▶ [TASK STATEMENT]: Search the material and gather each line with "확인하기" in it.

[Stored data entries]
BEGIN
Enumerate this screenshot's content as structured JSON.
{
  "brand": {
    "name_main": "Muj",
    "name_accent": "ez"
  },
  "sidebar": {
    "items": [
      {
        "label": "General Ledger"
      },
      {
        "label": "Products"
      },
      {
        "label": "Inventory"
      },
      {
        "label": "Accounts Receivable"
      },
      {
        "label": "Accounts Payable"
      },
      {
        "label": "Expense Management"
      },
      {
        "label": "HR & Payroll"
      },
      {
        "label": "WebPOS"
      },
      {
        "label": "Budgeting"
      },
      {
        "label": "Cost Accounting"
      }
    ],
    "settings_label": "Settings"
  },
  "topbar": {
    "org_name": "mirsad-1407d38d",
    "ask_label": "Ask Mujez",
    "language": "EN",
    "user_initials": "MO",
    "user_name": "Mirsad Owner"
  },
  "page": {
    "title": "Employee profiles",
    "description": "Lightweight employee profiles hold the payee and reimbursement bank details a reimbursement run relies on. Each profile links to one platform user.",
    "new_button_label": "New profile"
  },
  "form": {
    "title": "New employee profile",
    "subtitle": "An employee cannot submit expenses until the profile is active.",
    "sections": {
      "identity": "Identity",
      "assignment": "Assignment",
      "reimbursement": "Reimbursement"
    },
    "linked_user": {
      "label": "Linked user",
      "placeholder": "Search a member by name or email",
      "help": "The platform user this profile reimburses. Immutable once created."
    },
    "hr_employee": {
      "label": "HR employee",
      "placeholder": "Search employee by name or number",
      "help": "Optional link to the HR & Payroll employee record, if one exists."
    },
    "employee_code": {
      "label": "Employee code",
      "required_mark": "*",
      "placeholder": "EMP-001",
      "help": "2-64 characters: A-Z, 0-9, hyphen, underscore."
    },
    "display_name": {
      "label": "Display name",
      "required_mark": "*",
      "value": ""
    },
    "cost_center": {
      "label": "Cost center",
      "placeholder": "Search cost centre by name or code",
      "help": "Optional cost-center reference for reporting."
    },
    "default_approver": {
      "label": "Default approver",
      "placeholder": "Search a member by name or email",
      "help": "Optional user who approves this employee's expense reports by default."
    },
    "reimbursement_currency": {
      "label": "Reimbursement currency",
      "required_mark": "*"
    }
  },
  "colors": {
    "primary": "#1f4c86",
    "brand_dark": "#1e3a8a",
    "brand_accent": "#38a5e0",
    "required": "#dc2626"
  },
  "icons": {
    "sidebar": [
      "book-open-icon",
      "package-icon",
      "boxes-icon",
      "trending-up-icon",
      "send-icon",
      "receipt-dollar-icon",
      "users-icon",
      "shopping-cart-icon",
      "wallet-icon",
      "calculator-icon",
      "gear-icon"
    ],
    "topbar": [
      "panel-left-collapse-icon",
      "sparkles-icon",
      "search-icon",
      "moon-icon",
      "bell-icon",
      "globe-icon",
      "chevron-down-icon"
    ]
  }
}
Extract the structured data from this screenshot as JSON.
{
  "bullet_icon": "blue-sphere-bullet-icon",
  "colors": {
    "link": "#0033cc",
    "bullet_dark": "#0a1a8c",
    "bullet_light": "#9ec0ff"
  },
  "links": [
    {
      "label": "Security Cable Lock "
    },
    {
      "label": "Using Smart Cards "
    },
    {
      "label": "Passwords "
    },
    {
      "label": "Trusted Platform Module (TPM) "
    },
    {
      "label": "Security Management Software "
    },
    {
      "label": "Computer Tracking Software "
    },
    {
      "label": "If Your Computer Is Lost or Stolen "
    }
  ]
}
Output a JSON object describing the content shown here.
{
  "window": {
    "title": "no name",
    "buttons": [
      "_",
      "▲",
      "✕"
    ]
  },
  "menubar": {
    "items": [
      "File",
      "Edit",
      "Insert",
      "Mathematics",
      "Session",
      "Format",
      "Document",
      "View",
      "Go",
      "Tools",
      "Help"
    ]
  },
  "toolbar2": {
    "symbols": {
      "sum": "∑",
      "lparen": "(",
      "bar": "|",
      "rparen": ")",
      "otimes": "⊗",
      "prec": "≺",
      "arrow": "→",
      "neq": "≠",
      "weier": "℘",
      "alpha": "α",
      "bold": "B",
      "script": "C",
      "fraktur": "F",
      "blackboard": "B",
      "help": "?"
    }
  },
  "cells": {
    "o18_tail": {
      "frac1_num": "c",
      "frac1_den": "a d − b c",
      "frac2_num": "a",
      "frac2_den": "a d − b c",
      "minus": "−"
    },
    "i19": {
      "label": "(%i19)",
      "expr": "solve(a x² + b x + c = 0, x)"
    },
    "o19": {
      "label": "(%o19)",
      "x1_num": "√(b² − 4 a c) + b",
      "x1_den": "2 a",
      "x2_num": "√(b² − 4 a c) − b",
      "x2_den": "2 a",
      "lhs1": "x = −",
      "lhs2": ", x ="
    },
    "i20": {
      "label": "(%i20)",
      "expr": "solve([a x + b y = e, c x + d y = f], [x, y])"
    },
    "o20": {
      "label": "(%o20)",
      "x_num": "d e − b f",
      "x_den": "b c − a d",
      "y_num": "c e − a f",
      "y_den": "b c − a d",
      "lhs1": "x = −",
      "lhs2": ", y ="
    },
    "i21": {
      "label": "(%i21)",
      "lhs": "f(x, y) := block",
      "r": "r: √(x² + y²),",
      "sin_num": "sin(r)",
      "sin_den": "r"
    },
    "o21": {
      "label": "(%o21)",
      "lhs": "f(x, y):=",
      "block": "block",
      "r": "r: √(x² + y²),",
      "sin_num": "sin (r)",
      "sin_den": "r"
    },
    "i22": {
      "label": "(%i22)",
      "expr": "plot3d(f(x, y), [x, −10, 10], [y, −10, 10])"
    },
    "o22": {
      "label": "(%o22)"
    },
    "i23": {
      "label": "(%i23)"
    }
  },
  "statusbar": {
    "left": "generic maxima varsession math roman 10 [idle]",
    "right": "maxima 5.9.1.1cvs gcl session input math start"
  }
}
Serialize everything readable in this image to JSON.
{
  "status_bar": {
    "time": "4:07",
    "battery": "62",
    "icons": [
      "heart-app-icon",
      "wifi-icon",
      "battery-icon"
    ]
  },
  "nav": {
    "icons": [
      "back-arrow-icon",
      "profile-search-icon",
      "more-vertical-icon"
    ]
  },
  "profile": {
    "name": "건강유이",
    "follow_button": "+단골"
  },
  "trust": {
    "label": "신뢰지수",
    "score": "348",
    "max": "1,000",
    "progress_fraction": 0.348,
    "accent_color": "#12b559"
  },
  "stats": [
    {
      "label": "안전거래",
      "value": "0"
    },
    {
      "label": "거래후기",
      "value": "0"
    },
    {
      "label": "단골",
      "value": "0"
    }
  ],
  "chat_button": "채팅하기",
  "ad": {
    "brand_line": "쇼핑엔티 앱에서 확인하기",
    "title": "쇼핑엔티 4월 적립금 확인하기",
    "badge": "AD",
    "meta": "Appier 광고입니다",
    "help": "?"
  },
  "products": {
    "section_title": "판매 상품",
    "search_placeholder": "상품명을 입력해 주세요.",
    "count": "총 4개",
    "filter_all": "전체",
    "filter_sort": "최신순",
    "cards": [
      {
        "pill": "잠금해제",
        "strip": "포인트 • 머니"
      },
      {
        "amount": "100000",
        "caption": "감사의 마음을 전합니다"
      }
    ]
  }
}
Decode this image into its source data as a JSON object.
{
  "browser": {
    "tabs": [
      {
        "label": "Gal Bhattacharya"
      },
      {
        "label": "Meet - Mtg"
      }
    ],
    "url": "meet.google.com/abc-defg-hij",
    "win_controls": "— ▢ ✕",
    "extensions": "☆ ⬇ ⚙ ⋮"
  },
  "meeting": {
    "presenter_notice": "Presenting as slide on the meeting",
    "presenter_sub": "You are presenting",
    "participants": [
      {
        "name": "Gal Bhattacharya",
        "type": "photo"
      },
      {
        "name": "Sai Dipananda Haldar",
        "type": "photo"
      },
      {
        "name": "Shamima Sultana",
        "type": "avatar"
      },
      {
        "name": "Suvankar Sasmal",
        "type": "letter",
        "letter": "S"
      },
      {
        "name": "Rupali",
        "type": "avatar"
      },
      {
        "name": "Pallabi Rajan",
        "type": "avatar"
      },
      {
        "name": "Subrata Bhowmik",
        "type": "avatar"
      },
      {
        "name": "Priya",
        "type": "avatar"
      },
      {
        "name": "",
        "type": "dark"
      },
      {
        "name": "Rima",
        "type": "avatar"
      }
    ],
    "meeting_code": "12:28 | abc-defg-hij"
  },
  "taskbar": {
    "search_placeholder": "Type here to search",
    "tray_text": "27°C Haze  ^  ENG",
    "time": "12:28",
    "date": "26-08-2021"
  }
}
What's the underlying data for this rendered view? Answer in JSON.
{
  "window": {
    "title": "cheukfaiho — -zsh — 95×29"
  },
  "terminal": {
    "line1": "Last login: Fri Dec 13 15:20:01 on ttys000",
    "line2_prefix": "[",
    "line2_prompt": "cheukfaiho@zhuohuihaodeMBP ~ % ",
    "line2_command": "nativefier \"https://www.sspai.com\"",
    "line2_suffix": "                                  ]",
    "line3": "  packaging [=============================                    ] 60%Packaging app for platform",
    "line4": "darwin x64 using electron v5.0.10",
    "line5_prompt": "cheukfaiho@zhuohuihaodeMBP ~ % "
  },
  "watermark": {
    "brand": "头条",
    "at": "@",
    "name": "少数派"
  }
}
END
▶ [OUTPUT BELOW]:
    "brand_line": "쇼핑엔티 앱에서 확인하기",
    "title": "쇼핑엔티 4월 적립금 확인하기",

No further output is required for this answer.